Dataset items:
##########

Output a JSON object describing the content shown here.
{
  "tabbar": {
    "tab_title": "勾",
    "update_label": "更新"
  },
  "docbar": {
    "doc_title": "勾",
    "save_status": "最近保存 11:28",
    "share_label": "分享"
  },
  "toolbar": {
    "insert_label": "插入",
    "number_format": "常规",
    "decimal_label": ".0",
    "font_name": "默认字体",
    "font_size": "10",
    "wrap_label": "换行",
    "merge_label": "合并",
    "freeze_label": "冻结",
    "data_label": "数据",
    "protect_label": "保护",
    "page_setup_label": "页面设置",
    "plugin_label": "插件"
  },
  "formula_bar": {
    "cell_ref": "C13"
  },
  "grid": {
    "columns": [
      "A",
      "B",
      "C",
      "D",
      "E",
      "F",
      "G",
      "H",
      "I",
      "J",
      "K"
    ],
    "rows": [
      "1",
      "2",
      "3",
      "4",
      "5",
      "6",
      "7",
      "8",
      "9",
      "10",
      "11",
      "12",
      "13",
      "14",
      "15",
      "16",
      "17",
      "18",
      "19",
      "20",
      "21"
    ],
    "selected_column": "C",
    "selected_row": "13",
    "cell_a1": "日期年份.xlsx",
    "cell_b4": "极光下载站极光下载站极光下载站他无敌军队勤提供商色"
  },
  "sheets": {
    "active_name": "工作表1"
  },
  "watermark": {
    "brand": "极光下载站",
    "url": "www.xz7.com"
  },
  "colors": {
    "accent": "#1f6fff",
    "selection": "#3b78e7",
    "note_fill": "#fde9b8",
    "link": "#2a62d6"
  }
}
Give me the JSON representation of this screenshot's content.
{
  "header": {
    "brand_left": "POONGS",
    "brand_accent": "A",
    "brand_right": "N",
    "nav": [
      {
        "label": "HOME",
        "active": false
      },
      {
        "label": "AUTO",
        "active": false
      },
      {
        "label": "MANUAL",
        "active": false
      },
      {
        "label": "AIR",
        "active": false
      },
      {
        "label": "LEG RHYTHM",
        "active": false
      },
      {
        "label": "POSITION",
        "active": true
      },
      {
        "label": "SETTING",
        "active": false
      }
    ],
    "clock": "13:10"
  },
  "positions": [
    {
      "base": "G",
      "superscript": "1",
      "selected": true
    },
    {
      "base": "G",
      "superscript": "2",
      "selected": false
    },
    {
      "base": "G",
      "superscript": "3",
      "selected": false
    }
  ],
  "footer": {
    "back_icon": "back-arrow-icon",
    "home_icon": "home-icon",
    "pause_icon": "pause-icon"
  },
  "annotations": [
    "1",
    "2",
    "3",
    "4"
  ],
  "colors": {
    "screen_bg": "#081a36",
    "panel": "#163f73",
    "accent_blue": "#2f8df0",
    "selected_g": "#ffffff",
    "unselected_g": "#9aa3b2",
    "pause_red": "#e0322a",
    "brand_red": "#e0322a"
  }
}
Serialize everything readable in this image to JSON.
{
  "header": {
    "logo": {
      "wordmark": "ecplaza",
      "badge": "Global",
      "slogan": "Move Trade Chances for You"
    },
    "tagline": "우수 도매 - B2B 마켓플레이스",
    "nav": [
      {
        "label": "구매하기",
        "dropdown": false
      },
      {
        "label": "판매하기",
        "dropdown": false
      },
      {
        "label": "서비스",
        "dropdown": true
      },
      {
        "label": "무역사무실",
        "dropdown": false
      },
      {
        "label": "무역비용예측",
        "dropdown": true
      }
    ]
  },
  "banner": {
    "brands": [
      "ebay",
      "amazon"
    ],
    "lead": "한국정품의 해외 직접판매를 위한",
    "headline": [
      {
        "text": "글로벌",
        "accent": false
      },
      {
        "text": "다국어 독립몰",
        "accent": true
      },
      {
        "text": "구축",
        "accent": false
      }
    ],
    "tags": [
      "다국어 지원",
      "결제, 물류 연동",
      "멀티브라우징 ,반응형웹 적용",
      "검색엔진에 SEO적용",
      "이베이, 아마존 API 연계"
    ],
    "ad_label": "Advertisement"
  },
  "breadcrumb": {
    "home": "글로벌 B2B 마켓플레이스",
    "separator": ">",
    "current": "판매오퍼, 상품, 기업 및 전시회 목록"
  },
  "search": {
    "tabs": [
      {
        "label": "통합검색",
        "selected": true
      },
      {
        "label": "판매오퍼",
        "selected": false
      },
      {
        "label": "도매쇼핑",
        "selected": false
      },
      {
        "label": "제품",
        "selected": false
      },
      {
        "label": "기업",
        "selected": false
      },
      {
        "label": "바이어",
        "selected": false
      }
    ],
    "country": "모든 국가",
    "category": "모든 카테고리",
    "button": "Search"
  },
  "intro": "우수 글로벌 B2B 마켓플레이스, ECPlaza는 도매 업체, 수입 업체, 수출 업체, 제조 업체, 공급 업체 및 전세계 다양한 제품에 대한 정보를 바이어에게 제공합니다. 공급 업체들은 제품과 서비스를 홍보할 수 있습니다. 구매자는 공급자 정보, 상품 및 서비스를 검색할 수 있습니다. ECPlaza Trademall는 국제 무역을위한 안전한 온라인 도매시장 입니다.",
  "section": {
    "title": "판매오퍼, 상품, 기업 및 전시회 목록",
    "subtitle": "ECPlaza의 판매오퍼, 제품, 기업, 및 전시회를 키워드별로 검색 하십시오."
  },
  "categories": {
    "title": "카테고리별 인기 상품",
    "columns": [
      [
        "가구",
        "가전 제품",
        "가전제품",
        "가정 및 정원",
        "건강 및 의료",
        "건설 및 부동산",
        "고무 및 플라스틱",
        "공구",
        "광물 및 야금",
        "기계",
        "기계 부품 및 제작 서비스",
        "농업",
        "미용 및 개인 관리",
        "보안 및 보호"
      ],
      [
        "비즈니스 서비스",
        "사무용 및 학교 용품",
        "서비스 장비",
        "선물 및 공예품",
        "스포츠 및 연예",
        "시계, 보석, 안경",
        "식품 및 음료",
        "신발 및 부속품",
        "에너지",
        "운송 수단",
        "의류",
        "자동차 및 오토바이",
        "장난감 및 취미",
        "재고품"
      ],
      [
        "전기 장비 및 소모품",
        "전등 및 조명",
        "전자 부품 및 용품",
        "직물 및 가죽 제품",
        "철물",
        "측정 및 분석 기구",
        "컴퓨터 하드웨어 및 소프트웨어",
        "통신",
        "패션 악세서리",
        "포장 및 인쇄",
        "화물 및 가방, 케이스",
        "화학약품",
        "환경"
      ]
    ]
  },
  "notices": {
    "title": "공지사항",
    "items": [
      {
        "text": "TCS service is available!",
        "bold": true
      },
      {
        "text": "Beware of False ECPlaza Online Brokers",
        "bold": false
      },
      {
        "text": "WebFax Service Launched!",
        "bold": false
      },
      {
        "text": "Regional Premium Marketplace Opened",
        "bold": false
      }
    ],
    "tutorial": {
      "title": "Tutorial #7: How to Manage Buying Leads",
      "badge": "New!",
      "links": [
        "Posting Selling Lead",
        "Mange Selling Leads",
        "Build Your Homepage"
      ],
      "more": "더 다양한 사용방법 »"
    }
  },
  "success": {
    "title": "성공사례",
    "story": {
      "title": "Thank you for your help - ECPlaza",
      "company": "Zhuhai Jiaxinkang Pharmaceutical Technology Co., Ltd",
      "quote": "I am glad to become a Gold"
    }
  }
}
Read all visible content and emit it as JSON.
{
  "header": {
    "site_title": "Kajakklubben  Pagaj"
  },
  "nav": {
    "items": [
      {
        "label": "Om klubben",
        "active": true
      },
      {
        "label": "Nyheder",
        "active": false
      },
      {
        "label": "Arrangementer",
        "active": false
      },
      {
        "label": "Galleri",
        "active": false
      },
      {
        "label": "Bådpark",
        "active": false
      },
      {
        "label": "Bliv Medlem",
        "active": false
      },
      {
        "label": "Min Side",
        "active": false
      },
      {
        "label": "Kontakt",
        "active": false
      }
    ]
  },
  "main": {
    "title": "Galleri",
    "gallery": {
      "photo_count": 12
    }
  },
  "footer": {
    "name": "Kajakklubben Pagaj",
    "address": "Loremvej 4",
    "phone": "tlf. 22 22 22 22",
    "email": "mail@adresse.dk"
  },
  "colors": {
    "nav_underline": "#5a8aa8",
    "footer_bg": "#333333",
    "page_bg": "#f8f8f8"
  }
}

##########

Gather all lines from the listing above in which "Leads" occurs.

** REPLY **
      "title": "Tutorial #7: How to Manage Buying Leads",
        "Mange Selling Leads",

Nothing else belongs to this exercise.